Provided entries:
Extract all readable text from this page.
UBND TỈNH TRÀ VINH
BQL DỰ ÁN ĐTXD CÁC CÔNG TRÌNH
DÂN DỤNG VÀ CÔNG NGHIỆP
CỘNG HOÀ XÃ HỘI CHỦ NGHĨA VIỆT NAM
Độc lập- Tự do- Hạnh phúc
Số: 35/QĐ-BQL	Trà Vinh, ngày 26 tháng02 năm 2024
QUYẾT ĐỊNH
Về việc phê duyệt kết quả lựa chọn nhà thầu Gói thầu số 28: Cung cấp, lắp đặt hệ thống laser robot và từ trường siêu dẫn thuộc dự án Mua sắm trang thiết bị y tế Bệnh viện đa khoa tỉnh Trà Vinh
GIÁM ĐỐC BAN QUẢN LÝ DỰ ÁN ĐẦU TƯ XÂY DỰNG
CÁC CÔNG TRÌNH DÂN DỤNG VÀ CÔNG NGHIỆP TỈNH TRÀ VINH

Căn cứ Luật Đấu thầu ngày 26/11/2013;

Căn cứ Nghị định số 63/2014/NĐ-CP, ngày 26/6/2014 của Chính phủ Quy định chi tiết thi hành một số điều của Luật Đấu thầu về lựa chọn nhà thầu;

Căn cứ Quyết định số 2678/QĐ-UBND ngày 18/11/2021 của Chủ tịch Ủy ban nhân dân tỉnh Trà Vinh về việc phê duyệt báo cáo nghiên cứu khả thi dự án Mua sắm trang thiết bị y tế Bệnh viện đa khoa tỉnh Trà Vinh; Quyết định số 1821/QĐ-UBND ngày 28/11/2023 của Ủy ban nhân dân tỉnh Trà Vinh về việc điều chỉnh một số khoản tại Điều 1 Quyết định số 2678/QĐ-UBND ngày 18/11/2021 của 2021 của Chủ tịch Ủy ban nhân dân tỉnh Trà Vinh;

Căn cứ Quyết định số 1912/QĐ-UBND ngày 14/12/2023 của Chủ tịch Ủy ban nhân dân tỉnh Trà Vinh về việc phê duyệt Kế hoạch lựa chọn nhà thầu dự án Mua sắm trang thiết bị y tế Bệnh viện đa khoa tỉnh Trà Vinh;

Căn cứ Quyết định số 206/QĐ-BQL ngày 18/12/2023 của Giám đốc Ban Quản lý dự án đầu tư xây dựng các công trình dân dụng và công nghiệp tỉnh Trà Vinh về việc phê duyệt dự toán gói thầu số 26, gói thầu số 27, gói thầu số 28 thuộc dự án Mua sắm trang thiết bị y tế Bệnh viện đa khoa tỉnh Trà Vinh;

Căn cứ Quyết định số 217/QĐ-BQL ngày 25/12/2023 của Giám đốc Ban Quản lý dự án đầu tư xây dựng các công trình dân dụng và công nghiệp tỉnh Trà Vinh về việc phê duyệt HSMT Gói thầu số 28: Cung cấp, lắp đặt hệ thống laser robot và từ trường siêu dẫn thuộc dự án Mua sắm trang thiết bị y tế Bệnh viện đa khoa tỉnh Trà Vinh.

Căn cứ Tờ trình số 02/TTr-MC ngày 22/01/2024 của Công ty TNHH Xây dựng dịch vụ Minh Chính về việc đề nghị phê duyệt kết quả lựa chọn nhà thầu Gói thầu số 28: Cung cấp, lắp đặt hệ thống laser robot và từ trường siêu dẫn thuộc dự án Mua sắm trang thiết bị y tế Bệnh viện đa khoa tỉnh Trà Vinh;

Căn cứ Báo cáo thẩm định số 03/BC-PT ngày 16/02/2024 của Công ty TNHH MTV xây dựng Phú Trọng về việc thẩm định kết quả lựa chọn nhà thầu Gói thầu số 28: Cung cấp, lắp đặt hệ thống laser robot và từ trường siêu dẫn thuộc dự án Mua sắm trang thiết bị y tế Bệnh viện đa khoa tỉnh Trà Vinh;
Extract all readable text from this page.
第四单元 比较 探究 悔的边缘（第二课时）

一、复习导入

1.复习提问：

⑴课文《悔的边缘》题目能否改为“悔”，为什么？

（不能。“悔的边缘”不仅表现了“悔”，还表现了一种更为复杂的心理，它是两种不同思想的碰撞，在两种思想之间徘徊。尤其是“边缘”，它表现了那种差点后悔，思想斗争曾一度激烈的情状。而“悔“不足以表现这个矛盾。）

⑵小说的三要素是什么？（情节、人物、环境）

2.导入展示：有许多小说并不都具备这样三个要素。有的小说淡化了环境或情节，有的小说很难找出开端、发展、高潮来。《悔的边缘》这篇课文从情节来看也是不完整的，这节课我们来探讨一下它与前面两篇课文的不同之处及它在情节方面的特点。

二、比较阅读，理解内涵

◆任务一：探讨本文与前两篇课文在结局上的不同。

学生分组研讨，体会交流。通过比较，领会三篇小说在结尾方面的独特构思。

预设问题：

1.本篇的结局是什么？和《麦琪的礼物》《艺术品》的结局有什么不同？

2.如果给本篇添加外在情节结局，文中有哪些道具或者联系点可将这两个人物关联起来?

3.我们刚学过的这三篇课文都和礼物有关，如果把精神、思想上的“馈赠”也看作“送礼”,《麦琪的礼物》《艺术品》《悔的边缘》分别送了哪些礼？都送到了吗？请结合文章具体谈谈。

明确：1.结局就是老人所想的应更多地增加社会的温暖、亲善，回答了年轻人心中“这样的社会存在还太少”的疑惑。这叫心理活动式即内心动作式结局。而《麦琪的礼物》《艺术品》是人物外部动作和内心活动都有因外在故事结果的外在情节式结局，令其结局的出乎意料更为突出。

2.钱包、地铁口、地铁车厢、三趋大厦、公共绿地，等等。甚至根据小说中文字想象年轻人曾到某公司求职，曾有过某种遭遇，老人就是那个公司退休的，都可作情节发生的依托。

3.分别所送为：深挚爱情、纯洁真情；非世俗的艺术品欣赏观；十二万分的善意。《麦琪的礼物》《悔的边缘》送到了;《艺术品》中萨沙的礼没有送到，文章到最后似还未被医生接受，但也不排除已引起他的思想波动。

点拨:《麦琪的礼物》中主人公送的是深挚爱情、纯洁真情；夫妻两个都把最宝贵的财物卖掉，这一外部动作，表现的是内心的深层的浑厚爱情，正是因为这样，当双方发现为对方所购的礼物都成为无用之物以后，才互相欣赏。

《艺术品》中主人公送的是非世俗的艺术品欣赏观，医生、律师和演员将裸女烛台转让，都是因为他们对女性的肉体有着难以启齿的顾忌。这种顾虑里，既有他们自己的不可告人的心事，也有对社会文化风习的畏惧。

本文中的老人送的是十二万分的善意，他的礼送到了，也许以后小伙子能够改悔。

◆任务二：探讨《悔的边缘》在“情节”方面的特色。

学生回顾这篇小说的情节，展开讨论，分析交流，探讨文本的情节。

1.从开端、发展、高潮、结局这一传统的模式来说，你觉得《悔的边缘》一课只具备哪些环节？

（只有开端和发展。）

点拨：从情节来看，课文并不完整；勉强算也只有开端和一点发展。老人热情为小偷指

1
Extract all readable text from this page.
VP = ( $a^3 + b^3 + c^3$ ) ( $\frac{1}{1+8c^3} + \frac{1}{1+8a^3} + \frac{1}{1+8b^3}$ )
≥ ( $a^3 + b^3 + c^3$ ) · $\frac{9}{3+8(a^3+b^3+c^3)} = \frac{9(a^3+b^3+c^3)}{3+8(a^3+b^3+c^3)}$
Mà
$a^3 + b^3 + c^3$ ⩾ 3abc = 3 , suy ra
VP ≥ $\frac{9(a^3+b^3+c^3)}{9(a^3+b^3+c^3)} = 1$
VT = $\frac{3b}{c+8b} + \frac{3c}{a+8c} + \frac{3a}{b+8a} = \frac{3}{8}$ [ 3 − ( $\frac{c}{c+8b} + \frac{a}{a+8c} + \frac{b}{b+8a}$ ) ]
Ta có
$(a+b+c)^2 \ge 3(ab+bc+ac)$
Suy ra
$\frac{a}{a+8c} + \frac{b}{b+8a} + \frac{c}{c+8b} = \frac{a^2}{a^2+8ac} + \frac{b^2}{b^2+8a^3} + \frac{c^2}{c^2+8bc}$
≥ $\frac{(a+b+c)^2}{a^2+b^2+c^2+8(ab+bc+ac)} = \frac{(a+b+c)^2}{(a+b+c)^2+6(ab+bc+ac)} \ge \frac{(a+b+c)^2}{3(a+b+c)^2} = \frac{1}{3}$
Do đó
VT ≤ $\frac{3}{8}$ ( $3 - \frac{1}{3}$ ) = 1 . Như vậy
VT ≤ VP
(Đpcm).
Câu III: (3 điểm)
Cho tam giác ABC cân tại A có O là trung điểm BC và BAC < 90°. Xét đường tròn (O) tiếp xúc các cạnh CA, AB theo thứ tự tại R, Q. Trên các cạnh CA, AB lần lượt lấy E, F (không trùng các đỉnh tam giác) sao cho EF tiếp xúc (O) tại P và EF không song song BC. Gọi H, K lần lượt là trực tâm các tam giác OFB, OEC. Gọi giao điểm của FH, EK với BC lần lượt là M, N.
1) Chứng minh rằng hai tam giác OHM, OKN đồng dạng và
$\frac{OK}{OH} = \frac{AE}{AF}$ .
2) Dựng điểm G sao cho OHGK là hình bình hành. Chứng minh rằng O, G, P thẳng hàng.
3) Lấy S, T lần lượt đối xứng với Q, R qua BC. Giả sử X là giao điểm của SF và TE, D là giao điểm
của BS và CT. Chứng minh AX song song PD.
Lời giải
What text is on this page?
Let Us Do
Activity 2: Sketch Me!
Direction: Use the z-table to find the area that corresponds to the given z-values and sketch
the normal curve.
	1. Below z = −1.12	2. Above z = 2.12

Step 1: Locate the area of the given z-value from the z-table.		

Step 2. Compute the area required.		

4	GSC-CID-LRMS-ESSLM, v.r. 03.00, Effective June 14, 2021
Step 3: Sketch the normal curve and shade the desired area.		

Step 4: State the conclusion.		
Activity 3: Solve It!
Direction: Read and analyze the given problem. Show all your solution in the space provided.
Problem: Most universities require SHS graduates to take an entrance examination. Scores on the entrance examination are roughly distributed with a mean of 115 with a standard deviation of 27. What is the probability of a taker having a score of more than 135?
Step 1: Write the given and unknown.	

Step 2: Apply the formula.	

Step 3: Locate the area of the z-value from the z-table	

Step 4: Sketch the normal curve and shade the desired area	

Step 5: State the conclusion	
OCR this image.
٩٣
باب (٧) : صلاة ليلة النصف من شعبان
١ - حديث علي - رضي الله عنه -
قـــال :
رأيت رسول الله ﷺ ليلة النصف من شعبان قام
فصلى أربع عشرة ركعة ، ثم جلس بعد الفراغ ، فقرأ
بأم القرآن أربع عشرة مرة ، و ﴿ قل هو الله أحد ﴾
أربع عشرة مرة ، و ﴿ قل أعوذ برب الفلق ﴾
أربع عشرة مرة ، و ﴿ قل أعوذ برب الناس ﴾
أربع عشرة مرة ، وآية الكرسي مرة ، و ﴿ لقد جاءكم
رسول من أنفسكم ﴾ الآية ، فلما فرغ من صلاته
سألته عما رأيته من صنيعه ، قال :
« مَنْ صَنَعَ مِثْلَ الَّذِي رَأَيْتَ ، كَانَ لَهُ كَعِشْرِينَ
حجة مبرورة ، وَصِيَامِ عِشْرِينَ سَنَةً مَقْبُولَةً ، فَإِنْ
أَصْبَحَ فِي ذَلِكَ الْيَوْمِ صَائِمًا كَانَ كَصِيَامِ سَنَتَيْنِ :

What is asked:
Give back exactly the lines from the line holding "OCR this image." through the last line of the listing, including both.

Solution to this problem:
OCR this image.
٩٣
باب (٧) : صلاة ليلة النصف من شعبان
١ - حديث علي - رضي الله عنه -
قـــال :
رأيت رسول الله ﷺ ليلة النصف من شعبان قام
فصلى أربع عشرة ركعة ، ثم جلس بعد الفراغ ، فقرأ
بأم القرآن أربع عشرة مرة ، و ﴿ قل هو الله أحد ﴾
أربع عشرة مرة ، و ﴿ قل أعوذ برب الفلق ﴾
أربع عشرة مرة ، و ﴿ قل أعوذ برب الناس ﴾
أربع عشرة مرة ، وآية الكرسي مرة ، و ﴿ لقد جاءكم
رسول من أنفسكم ﴾ الآية ، فلما فرغ من صلاته
سألته عما رأيته من صنيعه ، قال :
« مَنْ صَنَعَ مِثْلَ الَّذِي رَأَيْتَ ، كَانَ لَهُ كَعِشْرِينَ
حجة مبرورة ، وَصِيَامِ عِشْرِينَ سَنَةً مَقْبُولَةً ، فَإِنْ
أَصْبَحَ فِي ذَلِكَ الْيَوْمِ صَائِمًا كَانَ كَصِيَامِ سَنَتَيْنِ :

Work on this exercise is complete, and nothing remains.